_Task directions_: Sort through the data and copy the lines holding the word "title".
>> BEGIN
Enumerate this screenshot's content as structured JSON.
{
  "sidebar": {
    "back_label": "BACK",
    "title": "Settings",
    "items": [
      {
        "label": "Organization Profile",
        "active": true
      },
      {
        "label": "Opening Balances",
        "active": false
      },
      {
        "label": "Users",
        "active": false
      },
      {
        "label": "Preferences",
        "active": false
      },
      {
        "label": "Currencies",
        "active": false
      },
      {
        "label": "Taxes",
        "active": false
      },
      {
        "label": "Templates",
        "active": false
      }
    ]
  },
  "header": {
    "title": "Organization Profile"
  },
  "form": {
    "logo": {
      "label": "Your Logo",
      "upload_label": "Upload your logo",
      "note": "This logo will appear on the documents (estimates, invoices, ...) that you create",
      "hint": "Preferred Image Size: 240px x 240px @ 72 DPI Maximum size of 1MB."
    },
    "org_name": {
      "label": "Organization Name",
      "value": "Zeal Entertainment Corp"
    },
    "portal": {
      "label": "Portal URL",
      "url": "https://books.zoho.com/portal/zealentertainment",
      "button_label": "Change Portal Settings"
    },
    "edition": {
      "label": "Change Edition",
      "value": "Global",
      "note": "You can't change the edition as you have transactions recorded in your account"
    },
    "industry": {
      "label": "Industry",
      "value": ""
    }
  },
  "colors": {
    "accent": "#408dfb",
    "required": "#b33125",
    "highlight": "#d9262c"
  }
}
>> END
_Result of the exercise_:
    "title": "Settings",
    "title": "Organization Profile"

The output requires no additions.